• OBJECTIVE: Take the line containing "Parse this chart and return its data as JSON." and every line after it in the data below, and print them exactly as given, with nothing else.

• DATA FOR PROCESSING:
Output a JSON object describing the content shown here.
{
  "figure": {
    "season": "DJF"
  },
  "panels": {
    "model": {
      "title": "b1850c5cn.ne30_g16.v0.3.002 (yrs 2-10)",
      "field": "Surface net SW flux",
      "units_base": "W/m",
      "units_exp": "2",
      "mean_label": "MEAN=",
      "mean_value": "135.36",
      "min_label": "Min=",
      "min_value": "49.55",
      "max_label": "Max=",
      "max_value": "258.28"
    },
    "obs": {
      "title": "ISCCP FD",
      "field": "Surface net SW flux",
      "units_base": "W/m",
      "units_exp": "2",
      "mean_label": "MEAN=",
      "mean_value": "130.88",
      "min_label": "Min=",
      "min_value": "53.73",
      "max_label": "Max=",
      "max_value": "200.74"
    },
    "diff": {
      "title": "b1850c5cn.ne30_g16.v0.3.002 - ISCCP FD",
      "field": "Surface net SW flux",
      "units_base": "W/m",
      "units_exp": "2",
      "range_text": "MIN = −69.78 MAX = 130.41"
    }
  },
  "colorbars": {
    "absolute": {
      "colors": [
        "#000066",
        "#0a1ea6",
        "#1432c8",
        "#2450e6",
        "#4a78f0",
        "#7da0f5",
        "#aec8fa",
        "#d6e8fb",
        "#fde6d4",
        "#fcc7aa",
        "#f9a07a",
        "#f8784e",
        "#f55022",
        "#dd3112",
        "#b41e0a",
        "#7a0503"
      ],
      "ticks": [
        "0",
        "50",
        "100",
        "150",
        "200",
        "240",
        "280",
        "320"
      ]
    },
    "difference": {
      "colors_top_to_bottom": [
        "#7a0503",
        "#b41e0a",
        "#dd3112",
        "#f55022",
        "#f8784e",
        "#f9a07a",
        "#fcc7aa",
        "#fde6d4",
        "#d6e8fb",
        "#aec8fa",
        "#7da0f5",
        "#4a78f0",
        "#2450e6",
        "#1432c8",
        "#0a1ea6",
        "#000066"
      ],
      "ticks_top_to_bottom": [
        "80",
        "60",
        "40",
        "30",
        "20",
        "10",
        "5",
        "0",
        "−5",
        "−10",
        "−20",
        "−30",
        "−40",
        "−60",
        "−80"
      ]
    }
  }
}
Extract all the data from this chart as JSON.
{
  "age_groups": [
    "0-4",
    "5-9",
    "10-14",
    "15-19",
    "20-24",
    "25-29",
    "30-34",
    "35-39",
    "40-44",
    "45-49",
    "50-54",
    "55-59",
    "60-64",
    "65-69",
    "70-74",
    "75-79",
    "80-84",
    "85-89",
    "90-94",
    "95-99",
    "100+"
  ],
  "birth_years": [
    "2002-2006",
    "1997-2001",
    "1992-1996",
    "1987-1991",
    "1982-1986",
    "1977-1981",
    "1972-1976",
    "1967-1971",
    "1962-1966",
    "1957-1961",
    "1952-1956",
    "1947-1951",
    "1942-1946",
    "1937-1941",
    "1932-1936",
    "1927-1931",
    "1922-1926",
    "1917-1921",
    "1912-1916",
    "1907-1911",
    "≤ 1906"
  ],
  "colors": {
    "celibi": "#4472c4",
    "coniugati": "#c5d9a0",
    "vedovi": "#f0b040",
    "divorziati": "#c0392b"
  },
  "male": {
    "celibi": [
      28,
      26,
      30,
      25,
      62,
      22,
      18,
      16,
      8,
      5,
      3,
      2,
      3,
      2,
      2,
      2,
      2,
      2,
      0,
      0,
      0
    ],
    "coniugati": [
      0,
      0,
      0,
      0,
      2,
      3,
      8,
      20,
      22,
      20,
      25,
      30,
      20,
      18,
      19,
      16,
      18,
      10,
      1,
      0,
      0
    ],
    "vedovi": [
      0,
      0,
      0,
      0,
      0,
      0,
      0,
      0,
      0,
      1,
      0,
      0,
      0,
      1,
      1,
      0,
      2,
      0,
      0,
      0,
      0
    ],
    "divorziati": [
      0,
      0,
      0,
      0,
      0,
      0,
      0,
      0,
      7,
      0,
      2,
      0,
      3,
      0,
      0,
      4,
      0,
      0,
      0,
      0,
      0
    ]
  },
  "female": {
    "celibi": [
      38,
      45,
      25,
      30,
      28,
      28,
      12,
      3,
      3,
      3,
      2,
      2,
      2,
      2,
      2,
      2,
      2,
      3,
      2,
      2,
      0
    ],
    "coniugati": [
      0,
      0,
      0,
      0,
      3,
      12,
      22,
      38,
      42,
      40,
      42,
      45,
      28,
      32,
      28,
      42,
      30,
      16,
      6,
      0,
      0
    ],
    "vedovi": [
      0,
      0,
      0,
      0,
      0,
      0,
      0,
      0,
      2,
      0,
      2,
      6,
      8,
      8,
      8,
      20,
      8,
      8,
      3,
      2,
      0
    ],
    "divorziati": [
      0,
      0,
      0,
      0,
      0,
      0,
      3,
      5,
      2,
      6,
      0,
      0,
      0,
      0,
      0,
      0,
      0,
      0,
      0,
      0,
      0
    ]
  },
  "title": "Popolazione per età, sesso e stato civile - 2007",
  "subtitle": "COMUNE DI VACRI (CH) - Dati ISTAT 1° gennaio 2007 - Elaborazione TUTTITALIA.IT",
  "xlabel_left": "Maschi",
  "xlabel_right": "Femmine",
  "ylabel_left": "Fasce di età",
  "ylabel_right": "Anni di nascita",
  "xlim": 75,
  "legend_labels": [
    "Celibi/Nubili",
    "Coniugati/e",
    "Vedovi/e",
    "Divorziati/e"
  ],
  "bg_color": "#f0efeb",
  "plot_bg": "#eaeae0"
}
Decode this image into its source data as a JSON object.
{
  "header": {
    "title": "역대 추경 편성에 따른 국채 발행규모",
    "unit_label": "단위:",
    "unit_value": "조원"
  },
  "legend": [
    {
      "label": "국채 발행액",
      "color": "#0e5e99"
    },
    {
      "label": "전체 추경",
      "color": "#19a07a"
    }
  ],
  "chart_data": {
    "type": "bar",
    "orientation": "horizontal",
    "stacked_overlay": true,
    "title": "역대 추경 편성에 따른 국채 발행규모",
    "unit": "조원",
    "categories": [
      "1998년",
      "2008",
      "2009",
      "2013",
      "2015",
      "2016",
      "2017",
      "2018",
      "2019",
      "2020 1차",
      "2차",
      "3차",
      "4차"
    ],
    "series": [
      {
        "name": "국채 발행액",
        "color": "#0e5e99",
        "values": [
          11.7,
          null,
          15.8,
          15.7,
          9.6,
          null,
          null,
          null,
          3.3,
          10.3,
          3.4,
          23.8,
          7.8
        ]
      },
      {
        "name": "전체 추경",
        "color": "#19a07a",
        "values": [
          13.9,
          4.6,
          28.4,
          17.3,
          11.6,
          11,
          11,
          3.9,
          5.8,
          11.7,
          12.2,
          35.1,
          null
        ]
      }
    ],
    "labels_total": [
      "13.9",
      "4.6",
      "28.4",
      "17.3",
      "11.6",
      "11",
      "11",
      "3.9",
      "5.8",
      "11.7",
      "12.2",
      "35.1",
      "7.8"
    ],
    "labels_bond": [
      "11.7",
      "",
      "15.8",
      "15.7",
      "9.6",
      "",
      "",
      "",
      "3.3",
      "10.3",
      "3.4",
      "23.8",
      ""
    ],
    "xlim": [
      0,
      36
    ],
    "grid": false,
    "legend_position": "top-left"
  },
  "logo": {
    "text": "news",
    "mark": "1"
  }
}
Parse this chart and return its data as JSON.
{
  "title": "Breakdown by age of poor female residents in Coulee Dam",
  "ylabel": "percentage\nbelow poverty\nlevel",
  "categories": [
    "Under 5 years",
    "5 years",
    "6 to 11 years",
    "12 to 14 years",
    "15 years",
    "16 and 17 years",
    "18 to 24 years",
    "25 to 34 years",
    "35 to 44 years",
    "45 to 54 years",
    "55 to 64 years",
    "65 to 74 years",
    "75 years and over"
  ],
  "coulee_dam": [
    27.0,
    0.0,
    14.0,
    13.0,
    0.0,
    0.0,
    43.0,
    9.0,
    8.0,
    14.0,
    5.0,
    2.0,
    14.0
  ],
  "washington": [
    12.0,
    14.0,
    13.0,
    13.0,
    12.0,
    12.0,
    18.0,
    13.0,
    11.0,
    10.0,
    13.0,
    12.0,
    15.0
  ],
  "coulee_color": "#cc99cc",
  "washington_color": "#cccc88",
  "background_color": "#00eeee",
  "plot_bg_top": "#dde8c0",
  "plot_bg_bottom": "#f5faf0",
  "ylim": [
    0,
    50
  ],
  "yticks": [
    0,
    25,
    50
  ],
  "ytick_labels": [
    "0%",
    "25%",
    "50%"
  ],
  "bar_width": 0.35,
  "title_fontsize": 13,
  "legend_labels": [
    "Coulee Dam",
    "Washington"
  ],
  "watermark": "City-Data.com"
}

• CORRECT RESULT:
Parse this chart and return its data as JSON.
{
  "title": "Breakdown by age of poor female residents in Coulee Dam",
  "ylabel": "percentage\nbelow poverty\nlevel",
  "categories": [
    "Under 5 years",
    "5 years",
    "6 to 11 years",
    "12 to 14 years",
    "15 years",
    "16 and 17 years",
    "18 to 24 years",
    "25 to 34 years",
    "35 to 44 years",
    "45 to 54 years",
    "55 to 64 years",
    "65 to 74 years",
    "75 years and over"
  ],
  "coulee_dam": [
    27.0,
    0.0,
    14.0,
    13.0,
    0.0,
    0.0,
    43.0,
    9.0,
    8.0,
    14.0,
    5.0,
    2.0,
    14.0
  ],
  "washington": [
    12.0,
    14.0,
    13.0,
    13.0,
    12.0,
    12.0,
    18.0,
    13.0,
    11.0,
    10.0,
    13.0,
    12.0,
    15.0
  ],
  "coulee_color": "#cc99cc",
  "washington_color": "#cccc88",
  "background_color": "#00eeee",
  "plot_bg_top": "#dde8c0",
  "plot_bg_bottom": "#f5faf0",
  "ylim": [
    0,
    50
  ],
  "yticks": [
    0,
    25,
    50
  ],
  "ytick_labels": [
    "0%",
    "25%",
    "50%"
  ],
  "bar_width": 0.35,
  "title_fontsize": 13,
  "legend_labels": [
    "Coulee Dam",
    "Washington"
  ],
  "watermark": "City-Data.com"
}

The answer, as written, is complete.